### Short problem:
Everything in the data should be repeated exactly, save for the images.

>>>>>

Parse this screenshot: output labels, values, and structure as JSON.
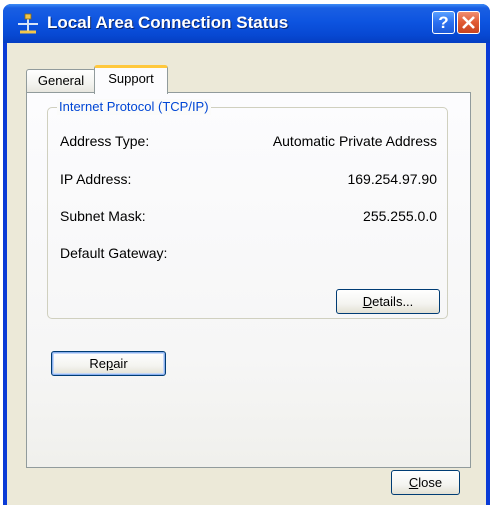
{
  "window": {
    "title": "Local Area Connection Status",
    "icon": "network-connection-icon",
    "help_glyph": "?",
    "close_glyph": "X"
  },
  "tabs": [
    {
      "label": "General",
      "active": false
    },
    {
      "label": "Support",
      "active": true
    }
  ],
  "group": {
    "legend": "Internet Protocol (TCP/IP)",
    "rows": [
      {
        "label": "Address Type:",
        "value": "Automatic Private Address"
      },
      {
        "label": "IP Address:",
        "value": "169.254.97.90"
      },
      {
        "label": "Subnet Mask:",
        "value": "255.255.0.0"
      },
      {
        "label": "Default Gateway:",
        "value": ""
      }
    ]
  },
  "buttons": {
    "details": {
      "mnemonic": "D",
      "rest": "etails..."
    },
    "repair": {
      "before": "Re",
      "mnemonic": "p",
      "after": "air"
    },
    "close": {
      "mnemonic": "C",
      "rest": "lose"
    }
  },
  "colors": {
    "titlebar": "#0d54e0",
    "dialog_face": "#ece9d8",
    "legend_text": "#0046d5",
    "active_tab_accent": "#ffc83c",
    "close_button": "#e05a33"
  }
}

<<<<<

### Solved problem:
Parse this screenshot: output labels, values, and structure as JSON.
{
  "window": {
    "title": "Local Area Connection Status",
    "icon": "network-connection-icon",
    "help_glyph": "?",
    "close_glyph": "X"
  },
  "tabs": [
    {
      "label": "General",
      "active": false
    },
    {
      "label": "Support",
      "active": true
    }
  ],
  "group": {
    "legend": "Internet Protocol (TCP/IP)",
    "rows": [
      {
        "label": "Address Type:",
        "value": "Automatic Private Address"
      },
      {
        "label": "IP Address:",
        "value": "169.254.97.90"
      },
      {
        "label": "Subnet Mask:",
        "value": "255.255.0.0"
      },
      {
        "label": "Default Gateway:",
        "value": ""
      }
    ]
  },
  "buttons": {
    "details": {
      "mnemonic": "D",
      "rest": "etails..."
    },
    "repair": {
      "before": "Re",
      "mnemonic": "p",
      "after": "air"
    },
    "close": {
      "mnemonic": "C",
      "rest": "lose"
    }
  },
  "colors": {
    "titlebar": "#0d54e0",
    "dialog_face": "#ece9d8",
    "legend_text": "#0046d5",
    "active_tab_accent": "#ffc83c",
    "close_button": "#e05a33"
  }
}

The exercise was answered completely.